Task to carry out: Copy out the listing exactly.

Items listed in a dataset:
(begin)
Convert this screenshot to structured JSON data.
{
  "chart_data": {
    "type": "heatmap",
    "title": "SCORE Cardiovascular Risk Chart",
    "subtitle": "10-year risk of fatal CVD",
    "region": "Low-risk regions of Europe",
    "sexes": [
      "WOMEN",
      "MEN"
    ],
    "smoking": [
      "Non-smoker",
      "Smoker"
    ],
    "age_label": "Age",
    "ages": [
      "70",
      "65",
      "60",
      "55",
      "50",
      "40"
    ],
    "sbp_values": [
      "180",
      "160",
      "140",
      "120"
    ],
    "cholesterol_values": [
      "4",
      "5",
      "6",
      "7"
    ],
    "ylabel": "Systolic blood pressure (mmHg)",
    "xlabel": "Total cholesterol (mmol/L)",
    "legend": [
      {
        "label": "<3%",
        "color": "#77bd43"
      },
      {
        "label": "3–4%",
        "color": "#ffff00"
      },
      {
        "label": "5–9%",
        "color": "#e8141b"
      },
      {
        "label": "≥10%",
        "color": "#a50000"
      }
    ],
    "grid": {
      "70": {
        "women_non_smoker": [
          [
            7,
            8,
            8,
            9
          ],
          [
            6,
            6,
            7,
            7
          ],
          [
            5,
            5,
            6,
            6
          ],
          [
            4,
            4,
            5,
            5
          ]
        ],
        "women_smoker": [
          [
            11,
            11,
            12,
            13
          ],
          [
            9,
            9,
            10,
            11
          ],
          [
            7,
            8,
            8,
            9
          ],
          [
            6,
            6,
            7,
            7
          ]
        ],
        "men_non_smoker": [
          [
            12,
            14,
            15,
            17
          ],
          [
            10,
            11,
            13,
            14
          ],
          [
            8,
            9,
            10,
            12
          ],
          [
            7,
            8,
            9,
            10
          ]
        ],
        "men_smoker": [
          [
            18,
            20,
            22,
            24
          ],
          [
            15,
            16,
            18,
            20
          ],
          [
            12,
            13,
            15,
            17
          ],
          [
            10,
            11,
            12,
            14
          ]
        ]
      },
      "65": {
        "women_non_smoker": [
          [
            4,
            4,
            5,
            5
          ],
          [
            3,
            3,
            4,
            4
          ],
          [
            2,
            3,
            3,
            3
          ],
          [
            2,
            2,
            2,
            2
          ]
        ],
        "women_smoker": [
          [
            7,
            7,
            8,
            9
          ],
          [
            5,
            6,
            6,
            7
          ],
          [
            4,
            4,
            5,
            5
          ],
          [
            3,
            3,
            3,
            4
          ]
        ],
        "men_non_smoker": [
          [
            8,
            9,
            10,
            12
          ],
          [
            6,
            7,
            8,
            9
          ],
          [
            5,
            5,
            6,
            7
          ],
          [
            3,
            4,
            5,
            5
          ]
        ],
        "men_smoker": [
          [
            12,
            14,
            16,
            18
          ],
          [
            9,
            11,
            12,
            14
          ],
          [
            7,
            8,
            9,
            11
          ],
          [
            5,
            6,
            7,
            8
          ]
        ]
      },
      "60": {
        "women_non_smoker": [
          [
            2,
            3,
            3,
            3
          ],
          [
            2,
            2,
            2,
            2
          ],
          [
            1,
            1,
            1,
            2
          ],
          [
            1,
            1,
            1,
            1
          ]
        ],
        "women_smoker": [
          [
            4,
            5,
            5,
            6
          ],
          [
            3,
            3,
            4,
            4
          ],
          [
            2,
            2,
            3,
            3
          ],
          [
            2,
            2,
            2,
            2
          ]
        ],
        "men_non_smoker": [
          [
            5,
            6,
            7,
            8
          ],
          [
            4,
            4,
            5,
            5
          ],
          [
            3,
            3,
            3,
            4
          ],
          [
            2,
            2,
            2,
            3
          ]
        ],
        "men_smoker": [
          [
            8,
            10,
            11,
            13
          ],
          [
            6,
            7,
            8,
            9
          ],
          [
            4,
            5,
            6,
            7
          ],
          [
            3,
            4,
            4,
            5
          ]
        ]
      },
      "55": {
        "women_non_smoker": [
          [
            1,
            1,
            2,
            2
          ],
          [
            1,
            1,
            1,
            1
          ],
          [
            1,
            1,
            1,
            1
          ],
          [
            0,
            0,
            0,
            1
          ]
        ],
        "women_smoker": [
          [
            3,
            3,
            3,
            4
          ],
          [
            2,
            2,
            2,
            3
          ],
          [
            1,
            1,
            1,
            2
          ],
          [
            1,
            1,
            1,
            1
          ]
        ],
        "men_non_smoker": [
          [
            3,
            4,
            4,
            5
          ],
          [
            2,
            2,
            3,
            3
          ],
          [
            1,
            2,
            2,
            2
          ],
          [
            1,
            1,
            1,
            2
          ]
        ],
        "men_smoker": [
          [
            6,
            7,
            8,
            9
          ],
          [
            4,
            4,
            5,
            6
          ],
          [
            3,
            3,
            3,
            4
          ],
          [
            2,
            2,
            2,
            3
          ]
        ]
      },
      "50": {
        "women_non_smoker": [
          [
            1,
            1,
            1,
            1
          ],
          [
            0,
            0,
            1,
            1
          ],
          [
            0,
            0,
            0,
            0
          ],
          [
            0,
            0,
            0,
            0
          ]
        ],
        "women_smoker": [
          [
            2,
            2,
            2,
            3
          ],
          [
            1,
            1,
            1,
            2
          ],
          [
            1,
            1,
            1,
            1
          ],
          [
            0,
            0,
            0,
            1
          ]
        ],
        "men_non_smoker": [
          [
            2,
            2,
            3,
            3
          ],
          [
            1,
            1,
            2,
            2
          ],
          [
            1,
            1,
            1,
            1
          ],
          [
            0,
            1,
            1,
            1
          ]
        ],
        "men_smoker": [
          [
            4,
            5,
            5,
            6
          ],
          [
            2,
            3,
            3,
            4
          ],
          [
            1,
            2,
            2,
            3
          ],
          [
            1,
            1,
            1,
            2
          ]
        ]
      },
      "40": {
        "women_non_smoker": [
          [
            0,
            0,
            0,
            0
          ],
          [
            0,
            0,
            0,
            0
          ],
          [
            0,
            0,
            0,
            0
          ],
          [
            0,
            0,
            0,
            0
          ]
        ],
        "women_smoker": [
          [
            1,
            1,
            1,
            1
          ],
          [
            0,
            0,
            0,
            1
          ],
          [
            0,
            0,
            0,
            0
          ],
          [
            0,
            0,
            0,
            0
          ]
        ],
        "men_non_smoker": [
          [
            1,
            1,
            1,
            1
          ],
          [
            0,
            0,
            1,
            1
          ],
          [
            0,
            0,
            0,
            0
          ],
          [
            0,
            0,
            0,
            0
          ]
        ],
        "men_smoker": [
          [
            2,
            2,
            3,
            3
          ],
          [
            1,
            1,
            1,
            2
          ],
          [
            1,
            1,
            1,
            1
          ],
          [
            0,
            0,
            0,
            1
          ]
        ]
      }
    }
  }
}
(end)
Full response:
Convert this screenshot to structured JSON data.
{
  "chart_data": {
    "type": "heatmap",
    "title": "SCORE Cardiovascular Risk Chart",
    "subtitle": "10-year risk of fatal CVD",
    "region": "Low-risk regions of Europe",
    "sexes": [
      "WOMEN",
      "MEN"
    ],
    "smoking": [
      "Non-smoker",
      "Smoker"
    ],
    "age_label": "Age",
    "ages": [
      "70",
      "65",
      "60",
      "55",
      "50",
      "40"
    ],
    "sbp_values": [
      "180",
      "160",
      "140",
      "120"
    ],
    "cholesterol_values": [
      "4",
      "5",
      "6",
      "7"
    ],
    "ylabel": "Systolic blood pressure (mmHg)",
    "xlabel": "Total cholesterol (mmol/L)",
    "legend": [
      {
        "label": "<3%",
        "color": "#77bd43"
      },
      {
        "label": "3–4%",
        "color": "#ffff00"
      },
      {
        "label": "5–9%",
        "color": "#e8141b"
      },
      {
        "label": "≥10%",
        "color": "#a50000"
      }
    ],
    "grid": {
      "70": {
        "women_non_smoker": [
          [
            7,
            8,
            8,
            9
          ],
          [
            6,
            6,
            7,
            7
          ],
          [
            5,
            5,
            6,
            6
          ],
          [
            4,
            4,
            5,
            5
          ]
        ],
        "women_smoker": [
          [
            11,
            11,
            12,
            13
          ],
          [
            9,
            9,
            10,
            11
          ],
          [
            7,
            8,
            8,
            9
          ],
          [
            6,
            6,
            7,
            7
          ]
        ],
        "men_non_smoker": [
          [
            12,
            14,
            15,
            17
          ],
          [
            10,
            11,
            13,
            14
          ],
          [
            8,
            9,
            10,
            12
          ],
          [
            7,
            8,
            9,
            10
          ]
        ],
        "men_smoker": [
          [
            18,
            20,
            22,
            24
          ],
          [
            15,
            16,
            18,
            20
          ],
          [
            12,
            13,
            15,
            17
          ],
          [
            10,
            11,
            12,
            14
          ]
        ]
      },
      "65": {
        "women_non_smoker": [
          [
            4,
            4,
            5,
            5
          ],
          [
            3,
            3,
            4,
            4
          ],
          [
            2,
            3,
            3,
            3
          ],
          [
            2,
            2,
            2,
            2
          ]
        ],
        "women_smoker": [
          [
            7,
            7,
            8,
            9
          ],
          [
            5,
            6,
            6,
            7
          ],
          [
            4,
            4,
            5,
            5
          ],
          [
            3,
            3,
            3,
            4
          ]
        ],
        "men_non_smoker": [
          [
            8,
            9,
            10,
            12
          ],
          [
            6,
            7,
            8,
            9
          ],
          [
            5,
            5,
            6,
            7
          ],
          [
            3,
            4,
            5,
            5
          ]
        ],
        "men_smoker": [
          [
            12,
            14,
            16,
            18
          ],
          [
            9,
            11,
            12,
            14
          ],
          [
            7,
            8,
            9,
            11
          ],
          [
            5,
            6,
            7,
            8
          ]
        ]
      },
      "60": {
        "women_non_smoker": [
          [
            2,
            3,
            3,
            3
          ],
          [
            2,
            2,
            2,
            2
          ],
          [
            1,
            1,
            1,
            2
          ],
          [
            1,
            1,
            1,
            1
          ]
        ],
        "women_smoker": [
          [
            4,
            5,
            5,
            6
          ],
          [
            3,
            3,
            4,
            4
          ],
          [
            2,
            2,
            3,
            3
          ],
          [
            2,
            2,
            2,
            2
          ]
        ],
        "men_non_smoker": [
          [
            5,
            6,
            7,
            8
          ],
          [
            4,
            4,
            5,
            5
          ],
          [
            3,
            3,
            3,
            4
          ],
          [
            2,
            2,
            2,
            3
          ]
        ],
        "men_smoker": [
          [
            8,
            10,
            11,
            13
          ],
          [
            6,
            7,
            8,
            9
          ],
          [
            4,
            5,
            6,
            7
          ],
          [
            3,
            4,
            4,
            5
          ]
        ]
      },
      "55": {
        "women_non_smoker": [
          [
            1,
            1,
            2,
            2
          ],
          [
            1,
            1,
            1,
            1
          ],
          [
            1,
            1,
            1,
            1
          ],
          [
            0,
            0,
            0,
            1
          ]
        ],
        "women_smoker": [
          [
            3,
            3,
            3,
            4
          ],
          [
            2,
            2,
            2,
            3
          ],
          [
            1,
            1,
            1,
            2
          ],
          [
            1,
            1,
            1,
            1
          ]
        ],
        "men_non_smoker": [
          [
            3,
            4,
            4,
            5
          ],
          [
            2,
            2,
            3,
            3
          ],
          [
            1,
            2,
            2,
            2
          ],
          [
            1,
            1,
            1,
            2
          ]
        ],
        "men_smoker": [
          [
            6,
            7,
            8,
            9
          ],
          [
            4,
            4,
            5,
            6
          ],
          [
            3,
            3,
            3,
            4
          ],
          [
            2,
            2,
            2,
            3
          ]
        ]
      },
      "50": {
        "women_non_smoker": [
          [
            1,
            1,
            1,
            1
          ],
          [
            0,
            0,
            1,
            1
          ],
          [
            0,
            0,
            0,
            0
          ],
          [
            0,
            0,
            0,
            0
          ]
        ],
        "women_smoker": [
          [
            2,
            2,
            2,
            3
          ],
          [
            1,
            1,
            1,
            2
          ],
          [
            1,
            1,
            1,
            1
          ],
          [
            0,
            0,
            0,
            1
          ]
        ],
        "men_non_smoker": [
          [
            2,
            2,
            3,
            3
          ],
          [
            1,
            1,
            2,
            2
          ],
          [
            1,
            1,
            1,
            1
          ],
          [
            0,
            1,
            1,
            1
          ]
        ],
        "men_smoker": [
          [
            4,
            5,
            5,
            6
          ],
          [
            2,
            3,
            3,
            4
          ],
          [
            1,
            2,
            2,
            3
          ],
          [
            1,
            1,
            1,
            2
          ]
        ]
      },
      "40": {
        "women_non_smoker": [
          [
            0,
            0,
            0,
            0
          ],
          [
            0,
            0,
            0,
            0
          ],
          [
            0,
            0,
            0,
            0
          ],
          [
            0,
            0,
            0,
            0
          ]
        ],
        "women_smoker": [
          [
            1,
            1,
            1,
            1
          ],
          [
            0,
            0,
            0,
            1
          ],
          [
            0,
            0,
            0,
            0
          ],
          [
            0,
            0,
            0,
            0
          ]
        ],
        "men_non_smoker": [
          [
            1,
            1,
            1,
            1
          ],
          [
            0,
            0,
            1,
            1
          ],
          [
            0,
            0,
            0,
            0
          ],
          [
            0,
            0,
            0,
            0
          ]
        ],
        "men_smoker": [
          [
            2,
            2,
            3,
            3
          ],
          [
            1,
            1,
            1,
            2
          ],
          [
            1,
            1,
            1,
            1
          ],
          [
            0,
            0,
            0,
            1
          ]
        ]
      }
    }
  }
}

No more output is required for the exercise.